**GIVEN EXERCISE:** Go through the data and copy every line exactly, but not the images.

################

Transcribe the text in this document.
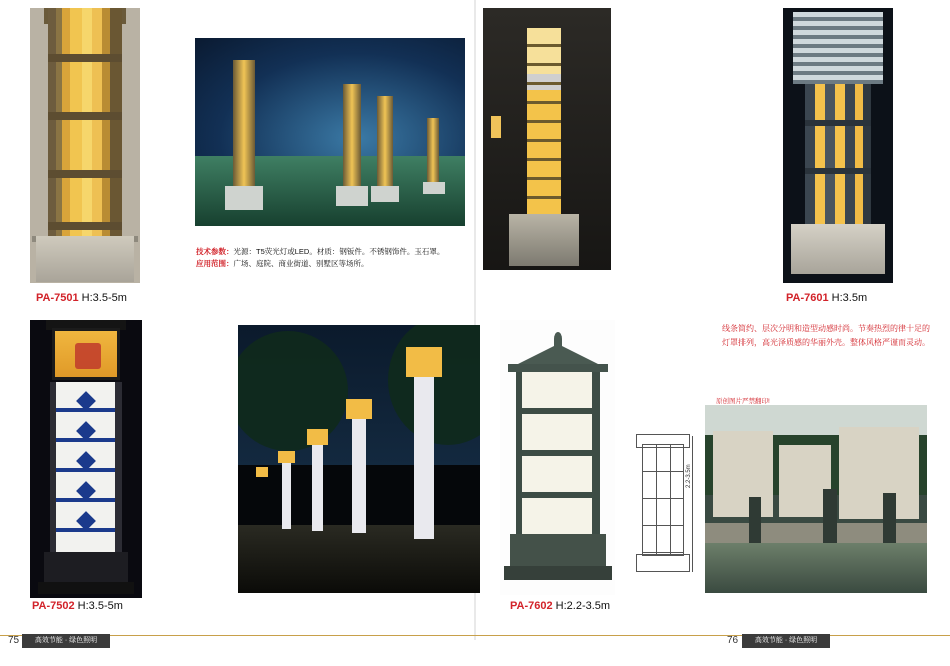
PA-7501 H:3.5-5m
技术参数：光源：T5荧光灯或LED。材质：钢钣件。不锈钢饰件。玉石罩。
应用范围：广场、庭院、商业街道、别墅区等场所。
PA-7502 H:3.5-5m
PA-7601 H:3.5m
线条简约、层次分明和造型动感时尚。节奏热烈的律十足的灯罩排列，高光泽质感的华丽外壳。整体风格严谨而灵动。
原创图片严禁翻印!
PA-7602 H:2.2-3.5m
2.2-3.5m
75	高效节能 · 绿色照明	76	高效节能 · 绿色照明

################

**TASK ANSWER:**
Transcribe the text in this document.
PA-7501 H:3.5-5m
技术参数：光源：T5荧光灯或LED。材质：钢钣件。不锈钢饰件。玉石罩。
应用范围：广场、庭院、商业街道、别墅区等场所。
PA-7502 H:3.5-5m
PA-7601 H:3.5m
线条简约、层次分明和造型动感时尚。节奏热烈的律十足的灯罩排列，高光泽质感的华丽外壳。整体风格严谨而灵动。
原创图片严禁翻印!
PA-7602 H:2.2-3.5m
2.2-3.5m
75	高效节能 · 绿色照明	76	高效节能 · 绿色照明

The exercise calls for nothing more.